• EXERCISE REQUIREMENTS
Can you write out all of the material below, word for word?

####

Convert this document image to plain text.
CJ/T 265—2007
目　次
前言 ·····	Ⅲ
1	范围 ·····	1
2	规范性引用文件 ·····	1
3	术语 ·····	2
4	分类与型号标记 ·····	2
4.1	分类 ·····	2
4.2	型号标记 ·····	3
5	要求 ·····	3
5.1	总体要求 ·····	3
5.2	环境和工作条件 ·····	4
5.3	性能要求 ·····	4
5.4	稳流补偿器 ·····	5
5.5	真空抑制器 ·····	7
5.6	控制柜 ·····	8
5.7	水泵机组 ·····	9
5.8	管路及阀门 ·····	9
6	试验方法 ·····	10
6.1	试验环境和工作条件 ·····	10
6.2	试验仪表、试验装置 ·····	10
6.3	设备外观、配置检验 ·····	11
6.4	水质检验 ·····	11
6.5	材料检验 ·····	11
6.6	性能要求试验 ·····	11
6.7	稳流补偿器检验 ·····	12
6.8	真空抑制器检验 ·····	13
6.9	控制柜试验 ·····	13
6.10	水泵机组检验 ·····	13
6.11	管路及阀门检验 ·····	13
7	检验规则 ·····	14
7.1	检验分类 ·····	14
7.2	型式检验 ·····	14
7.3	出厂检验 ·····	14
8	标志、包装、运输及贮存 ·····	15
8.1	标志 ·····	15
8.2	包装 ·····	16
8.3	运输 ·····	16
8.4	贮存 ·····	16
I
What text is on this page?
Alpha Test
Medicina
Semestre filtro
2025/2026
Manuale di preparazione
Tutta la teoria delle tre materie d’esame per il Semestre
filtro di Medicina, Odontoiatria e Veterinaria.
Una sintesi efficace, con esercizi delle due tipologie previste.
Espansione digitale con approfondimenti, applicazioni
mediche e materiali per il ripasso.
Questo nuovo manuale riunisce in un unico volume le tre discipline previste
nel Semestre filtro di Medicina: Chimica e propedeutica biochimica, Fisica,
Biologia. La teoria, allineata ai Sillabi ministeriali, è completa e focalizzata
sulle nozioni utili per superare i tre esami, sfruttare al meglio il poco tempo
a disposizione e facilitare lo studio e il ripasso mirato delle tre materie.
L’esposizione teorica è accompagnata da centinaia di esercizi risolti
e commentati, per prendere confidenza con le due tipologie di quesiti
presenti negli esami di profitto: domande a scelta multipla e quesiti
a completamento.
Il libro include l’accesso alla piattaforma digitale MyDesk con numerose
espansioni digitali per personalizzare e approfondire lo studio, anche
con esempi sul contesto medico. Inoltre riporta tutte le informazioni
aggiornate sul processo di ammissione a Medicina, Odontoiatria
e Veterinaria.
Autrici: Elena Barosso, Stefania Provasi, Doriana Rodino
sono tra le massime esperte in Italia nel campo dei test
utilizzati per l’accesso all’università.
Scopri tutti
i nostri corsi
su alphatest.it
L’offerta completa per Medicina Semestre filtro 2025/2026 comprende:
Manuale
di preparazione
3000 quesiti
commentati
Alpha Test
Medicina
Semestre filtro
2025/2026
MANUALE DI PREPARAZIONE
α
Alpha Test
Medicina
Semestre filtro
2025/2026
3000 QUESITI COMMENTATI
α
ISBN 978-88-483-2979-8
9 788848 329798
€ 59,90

####

• REPLY
Convert this document image to plain text.
CJ/T 265—2007
目　次
前言 ·····	Ⅲ
1	范围 ·····	1
2	规范性引用文件 ·····	1
3	术语 ·····	2
4	分类与型号标记 ·····	2
4.1	分类 ·····	2
4.2	型号标记 ·····	3
5	要求 ·····	3
5.1	总体要求 ·····	3
5.2	环境和工作条件 ·····	4
5.3	性能要求 ·····	4
5.4	稳流补偿器 ·····	5
5.5	真空抑制器 ·····	7
5.6	控制柜 ·····	8
5.7	水泵机组 ·····	9
5.8	管路及阀门 ·····	9
6	试验方法 ·····	10
6.1	试验环境和工作条件 ·····	10
6.2	试验仪表、试验装置 ·····	10
6.3	设备外观、配置检验 ·····	11
6.4	水质检验 ·····	11
6.5	材料检验 ·····	11
6.6	性能要求试验 ·····	11
6.7	稳流补偿器检验 ·····	12
6.8	真空抑制器检验 ·····	13
6.9	控制柜试验 ·····	13
6.10	水泵机组检验 ·····	13
6.11	管路及阀门检验 ·····	13
7	检验规则 ·····	14
7.1	检验分类 ·····	14
7.2	型式检验 ·····	14
7.3	出厂检验 ·····	14
8	标志、包装、运输及贮存 ·····	15
8.1	标志 ·····	15
8.2	包装 ·····	16
8.3	运输 ·····	16
8.4	贮存 ·····	16
I
What text is on this page?
Alpha Test
Medicina
Semestre filtro
2025/2026
Manuale di preparazione
Tutta la teoria delle tre materie d’esame per il Semestre
filtro di Medicina, Odontoiatria e Veterinaria.
Una sintesi efficace, con esercizi delle due tipologie previste.
Espansione digitale con approfondimenti, applicazioni
mediche e materiali per il ripasso.
Questo nuovo manuale riunisce in un unico volume le tre discipline previste
nel Semestre filtro di Medicina: Chimica e propedeutica biochimica, Fisica,
Biologia. La teoria, allineata ai Sillabi ministeriali, è completa e focalizzata
sulle nozioni utili per superare i tre esami, sfruttare al meglio il poco tempo
a disposizione e facilitare lo studio e il ripasso mirato delle tre materie.
L’esposizione teorica è accompagnata da centinaia di esercizi risolti
e commentati, per prendere confidenza con le due tipologie di quesiti
presenti negli esami di profitto: domande a scelta multipla e quesiti
a completamento.
Il libro include l’accesso alla piattaforma digitale MyDesk con numerose
espansioni digitali per personalizzare e approfondire lo studio, anche
con esempi sul contesto medico. Inoltre riporta tutte le informazioni
aggiornate sul processo di ammissione a Medicina, Odontoiatria
e Veterinaria.
Autrici: Elena Barosso, Stefania Provasi, Doriana Rodino
sono tra le massime esperte in Italia nel campo dei test
utilizzati per l’accesso all’università.
Scopri tutti
i nostri corsi
su alphatest.it
L’offerta completa per Medicina Semestre filtro 2025/2026 comprende:
Manuale
di preparazione
3000 quesiti
commentati
Alpha Test
Medicina
Semestre filtro
2025/2026
MANUALE DI PREPARAZIONE
α
Alpha Test
Medicina
Semestre filtro
2025/2026
3000 QUESITI COMMENTATI
α
ISBN 978-88-483-2979-8
9 788848 329798
€ 59,90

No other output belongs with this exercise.